== Provided records

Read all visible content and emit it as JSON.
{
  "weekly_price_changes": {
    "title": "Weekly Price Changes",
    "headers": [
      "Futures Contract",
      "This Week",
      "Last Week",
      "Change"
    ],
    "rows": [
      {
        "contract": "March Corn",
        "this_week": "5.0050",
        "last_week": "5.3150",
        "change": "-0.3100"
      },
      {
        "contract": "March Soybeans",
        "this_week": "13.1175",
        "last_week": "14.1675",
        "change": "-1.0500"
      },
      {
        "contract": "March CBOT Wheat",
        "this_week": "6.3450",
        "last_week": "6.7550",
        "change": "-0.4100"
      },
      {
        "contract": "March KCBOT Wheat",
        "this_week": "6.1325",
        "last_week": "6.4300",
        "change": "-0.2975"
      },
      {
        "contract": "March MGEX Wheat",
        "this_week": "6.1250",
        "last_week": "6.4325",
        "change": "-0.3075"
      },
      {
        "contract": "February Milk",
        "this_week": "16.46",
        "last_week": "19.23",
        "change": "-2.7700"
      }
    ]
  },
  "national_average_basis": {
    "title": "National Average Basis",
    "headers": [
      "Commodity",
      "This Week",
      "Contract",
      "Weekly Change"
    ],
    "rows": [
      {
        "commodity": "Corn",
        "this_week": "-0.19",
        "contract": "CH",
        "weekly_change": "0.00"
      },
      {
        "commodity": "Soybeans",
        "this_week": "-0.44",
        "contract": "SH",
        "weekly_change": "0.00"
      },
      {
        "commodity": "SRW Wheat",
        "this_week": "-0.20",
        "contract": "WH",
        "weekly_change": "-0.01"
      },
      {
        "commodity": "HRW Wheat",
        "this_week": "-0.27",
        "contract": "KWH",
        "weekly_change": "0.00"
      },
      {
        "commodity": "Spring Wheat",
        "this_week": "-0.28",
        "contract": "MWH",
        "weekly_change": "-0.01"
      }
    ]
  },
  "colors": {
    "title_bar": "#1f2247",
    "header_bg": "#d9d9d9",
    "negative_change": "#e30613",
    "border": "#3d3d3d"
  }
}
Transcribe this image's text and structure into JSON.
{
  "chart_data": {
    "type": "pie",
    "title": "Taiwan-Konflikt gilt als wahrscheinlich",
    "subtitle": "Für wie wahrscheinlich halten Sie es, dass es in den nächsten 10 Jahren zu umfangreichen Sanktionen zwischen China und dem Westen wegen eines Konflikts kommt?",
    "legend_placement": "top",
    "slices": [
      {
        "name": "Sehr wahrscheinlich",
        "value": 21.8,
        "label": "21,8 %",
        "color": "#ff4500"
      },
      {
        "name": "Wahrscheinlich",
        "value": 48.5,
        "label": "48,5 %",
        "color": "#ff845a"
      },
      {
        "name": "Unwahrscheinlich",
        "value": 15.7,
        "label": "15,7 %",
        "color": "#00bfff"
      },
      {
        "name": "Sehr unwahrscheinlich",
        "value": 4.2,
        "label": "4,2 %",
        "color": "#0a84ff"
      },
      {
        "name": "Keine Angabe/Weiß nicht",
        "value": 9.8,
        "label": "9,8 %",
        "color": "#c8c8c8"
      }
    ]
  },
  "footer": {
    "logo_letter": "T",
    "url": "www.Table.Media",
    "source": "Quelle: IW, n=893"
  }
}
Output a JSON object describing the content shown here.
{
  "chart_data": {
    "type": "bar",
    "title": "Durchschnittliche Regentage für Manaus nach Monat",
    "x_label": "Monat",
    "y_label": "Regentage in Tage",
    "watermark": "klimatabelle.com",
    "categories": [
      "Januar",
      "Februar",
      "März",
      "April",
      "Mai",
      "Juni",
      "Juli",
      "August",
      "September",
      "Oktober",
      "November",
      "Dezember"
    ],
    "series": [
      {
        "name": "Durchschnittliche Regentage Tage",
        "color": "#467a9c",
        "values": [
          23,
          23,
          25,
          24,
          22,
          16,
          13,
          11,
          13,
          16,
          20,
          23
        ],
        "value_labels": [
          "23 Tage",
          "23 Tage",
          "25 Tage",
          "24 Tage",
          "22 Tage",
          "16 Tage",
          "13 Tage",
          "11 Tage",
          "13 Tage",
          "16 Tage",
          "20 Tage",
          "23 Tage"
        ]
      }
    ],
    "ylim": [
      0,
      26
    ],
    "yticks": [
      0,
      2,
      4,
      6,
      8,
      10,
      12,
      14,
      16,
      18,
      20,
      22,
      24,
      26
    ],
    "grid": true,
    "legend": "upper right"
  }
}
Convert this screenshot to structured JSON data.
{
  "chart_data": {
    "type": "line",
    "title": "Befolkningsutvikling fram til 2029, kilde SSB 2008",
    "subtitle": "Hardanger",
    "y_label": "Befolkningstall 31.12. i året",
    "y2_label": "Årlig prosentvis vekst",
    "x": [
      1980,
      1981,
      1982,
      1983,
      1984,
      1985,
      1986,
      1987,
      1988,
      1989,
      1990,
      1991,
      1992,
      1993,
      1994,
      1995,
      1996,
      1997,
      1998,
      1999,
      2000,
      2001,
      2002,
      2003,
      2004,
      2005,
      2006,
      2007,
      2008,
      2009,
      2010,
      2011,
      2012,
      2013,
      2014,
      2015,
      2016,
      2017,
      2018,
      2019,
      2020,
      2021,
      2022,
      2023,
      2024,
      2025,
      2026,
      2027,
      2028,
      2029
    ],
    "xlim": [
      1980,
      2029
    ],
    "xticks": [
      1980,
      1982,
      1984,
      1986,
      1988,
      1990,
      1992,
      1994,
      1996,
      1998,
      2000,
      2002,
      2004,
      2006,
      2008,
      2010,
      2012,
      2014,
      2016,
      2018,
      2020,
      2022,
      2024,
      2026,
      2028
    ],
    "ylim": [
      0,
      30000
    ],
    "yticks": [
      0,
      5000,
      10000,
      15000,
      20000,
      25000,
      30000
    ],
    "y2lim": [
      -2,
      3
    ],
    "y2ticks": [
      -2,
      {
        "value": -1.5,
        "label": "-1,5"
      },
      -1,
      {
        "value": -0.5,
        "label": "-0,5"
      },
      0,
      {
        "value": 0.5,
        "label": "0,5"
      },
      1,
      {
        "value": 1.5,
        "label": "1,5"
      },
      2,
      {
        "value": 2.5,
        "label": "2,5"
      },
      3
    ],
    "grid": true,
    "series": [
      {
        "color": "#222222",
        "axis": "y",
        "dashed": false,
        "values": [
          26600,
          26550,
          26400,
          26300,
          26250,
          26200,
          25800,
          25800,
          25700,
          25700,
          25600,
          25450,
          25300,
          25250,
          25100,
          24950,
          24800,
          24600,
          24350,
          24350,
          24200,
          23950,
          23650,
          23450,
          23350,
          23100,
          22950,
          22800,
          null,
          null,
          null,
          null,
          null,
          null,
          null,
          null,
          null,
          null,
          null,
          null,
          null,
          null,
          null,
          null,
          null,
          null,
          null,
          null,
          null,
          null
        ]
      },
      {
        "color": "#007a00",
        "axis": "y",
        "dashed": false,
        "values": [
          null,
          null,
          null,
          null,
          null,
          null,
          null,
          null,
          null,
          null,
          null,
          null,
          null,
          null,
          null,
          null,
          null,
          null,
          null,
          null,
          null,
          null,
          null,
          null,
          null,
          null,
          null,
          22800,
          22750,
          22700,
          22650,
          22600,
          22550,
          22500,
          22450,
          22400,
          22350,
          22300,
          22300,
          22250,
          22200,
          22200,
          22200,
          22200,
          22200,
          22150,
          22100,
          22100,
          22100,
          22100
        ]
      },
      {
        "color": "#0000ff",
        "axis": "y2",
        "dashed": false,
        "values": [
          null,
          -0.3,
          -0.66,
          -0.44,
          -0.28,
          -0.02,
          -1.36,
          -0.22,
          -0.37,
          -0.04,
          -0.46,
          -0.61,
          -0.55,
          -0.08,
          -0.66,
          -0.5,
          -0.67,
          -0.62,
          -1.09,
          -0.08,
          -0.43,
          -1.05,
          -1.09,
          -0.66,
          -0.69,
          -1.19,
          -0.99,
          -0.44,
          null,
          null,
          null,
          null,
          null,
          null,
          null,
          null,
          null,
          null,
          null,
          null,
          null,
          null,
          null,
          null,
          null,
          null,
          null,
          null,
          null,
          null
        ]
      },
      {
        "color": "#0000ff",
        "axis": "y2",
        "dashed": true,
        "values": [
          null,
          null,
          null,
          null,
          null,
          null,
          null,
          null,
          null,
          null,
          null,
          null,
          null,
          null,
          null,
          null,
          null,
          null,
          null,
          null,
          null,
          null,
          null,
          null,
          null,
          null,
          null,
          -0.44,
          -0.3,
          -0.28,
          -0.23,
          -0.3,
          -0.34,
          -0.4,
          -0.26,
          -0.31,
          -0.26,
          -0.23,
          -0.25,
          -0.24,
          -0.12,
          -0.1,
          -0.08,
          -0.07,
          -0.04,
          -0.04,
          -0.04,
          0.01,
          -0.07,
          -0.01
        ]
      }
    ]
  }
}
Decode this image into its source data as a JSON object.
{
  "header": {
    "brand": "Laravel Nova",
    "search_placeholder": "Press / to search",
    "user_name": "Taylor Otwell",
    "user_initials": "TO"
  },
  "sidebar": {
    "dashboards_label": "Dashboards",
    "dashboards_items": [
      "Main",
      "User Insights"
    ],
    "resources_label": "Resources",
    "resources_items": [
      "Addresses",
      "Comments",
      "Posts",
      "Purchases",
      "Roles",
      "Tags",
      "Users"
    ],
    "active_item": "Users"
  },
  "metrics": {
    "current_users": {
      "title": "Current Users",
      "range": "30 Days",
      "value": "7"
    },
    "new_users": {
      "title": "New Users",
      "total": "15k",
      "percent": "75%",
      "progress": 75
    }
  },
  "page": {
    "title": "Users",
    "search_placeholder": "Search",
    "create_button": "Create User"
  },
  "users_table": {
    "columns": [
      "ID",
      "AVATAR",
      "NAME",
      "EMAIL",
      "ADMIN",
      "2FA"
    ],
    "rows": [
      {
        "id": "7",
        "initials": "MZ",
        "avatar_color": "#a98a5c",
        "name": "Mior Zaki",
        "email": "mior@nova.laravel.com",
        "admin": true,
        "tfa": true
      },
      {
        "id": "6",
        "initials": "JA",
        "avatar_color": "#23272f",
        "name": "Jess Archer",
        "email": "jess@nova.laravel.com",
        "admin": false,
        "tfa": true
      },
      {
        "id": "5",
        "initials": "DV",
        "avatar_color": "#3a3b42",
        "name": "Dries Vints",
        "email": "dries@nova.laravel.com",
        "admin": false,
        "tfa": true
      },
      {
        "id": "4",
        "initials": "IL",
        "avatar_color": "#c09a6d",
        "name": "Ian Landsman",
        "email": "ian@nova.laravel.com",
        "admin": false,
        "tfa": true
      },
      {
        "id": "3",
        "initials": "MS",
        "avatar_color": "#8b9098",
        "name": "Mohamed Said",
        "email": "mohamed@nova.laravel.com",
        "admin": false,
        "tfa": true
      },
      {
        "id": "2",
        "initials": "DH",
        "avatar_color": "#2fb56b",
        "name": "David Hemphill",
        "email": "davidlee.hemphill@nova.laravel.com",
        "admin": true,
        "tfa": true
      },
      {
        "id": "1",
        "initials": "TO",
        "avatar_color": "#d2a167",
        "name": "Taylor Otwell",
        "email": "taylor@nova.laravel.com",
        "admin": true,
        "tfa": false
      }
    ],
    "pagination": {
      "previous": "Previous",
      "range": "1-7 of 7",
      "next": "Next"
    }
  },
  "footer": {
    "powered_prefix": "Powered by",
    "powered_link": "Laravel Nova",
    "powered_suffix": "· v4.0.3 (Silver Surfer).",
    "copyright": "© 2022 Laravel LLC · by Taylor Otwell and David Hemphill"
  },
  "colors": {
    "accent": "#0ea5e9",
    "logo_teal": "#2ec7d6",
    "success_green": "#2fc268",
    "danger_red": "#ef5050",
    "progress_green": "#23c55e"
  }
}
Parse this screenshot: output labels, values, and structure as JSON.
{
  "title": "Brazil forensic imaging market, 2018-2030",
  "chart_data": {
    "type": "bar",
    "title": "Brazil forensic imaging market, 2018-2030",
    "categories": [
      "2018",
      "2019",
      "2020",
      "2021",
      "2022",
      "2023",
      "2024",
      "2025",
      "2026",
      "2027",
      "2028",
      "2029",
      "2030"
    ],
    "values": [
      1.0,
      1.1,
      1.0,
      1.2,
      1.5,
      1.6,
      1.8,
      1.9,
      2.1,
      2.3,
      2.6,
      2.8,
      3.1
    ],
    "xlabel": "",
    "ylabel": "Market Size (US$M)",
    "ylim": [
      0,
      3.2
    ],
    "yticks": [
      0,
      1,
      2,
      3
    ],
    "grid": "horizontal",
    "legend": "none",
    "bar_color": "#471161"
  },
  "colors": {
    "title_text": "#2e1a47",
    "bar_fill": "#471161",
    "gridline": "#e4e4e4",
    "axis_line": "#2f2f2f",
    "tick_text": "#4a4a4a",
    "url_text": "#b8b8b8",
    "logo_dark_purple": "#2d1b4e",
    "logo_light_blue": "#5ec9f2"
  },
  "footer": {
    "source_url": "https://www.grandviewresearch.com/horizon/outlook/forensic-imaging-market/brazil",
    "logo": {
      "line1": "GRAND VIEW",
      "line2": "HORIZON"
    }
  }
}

====

Problem to solve: List all lines holding the string "Monat".

Full output:
    "title": "Durchschnittliche Regentage für Manaus nach Monat",
    "x_label": "Monat",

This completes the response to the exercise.